## EXERCISE TASK
Every record below is to be retyped exactly.

## SUPPLIED MATERIAL
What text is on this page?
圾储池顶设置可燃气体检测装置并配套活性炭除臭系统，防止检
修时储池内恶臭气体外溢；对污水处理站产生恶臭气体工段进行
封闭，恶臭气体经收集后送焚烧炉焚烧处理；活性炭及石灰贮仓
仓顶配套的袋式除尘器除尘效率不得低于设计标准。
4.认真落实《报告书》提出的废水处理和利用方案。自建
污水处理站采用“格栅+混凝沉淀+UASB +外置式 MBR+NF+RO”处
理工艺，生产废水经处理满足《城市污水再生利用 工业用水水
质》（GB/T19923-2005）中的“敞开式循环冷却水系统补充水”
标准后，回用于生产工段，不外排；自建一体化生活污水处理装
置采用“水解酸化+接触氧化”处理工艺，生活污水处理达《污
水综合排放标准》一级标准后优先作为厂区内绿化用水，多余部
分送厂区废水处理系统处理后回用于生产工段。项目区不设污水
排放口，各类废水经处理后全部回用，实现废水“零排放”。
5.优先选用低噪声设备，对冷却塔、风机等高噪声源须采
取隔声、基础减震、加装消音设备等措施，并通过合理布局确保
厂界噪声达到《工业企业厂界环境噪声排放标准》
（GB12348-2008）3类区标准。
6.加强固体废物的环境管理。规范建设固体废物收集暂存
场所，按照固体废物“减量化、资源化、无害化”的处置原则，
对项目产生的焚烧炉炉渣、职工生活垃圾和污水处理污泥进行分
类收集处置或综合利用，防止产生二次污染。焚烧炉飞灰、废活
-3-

## WORKED SOLUTION
What text is on this page?
圾储池顶设置可燃气体检测装置并配套活性炭除臭系统，防止检
修时储池内恶臭气体外溢；对污水处理站产生恶臭气体工段进行
封闭，恶臭气体经收集后送焚烧炉焚烧处理；活性炭及石灰贮仓
仓顶配套的袋式除尘器除尘效率不得低于设计标准。
4.认真落实《报告书》提出的废水处理和利用方案。自建
污水处理站采用“格栅+混凝沉淀+UASB +外置式 MBR+NF+RO”处
理工艺，生产废水经处理满足《城市污水再生利用 工业用水水
质》（GB/T19923-2005）中的“敞开式循环冷却水系统补充水”
标准后，回用于生产工段，不外排；自建一体化生活污水处理装
置采用“水解酸化+接触氧化”处理工艺，生活污水处理达《污
水综合排放标准》一级标准后优先作为厂区内绿化用水，多余部
分送厂区废水处理系统处理后回用于生产工段。项目区不设污水
排放口，各类废水经处理后全部回用，实现废水“零排放”。
5.优先选用低噪声设备，对冷却塔、风机等高噪声源须采
取隔声、基础减震、加装消音设备等措施，并通过合理布局确保
厂界噪声达到《工业企业厂界环境噪声排放标准》
（GB12348-2008）3类区标准。
6.加强固体废物的环境管理。规范建设固体废物收集暂存
场所，按照固体废物“减量化、资源化、无害化”的处置原则，
对项目产生的焚烧炉炉渣、职工生活垃圾和污水处理污泥进行分
类收集处置或综合利用，防止产生二次污染。焚烧炉飞灰、废活
-3-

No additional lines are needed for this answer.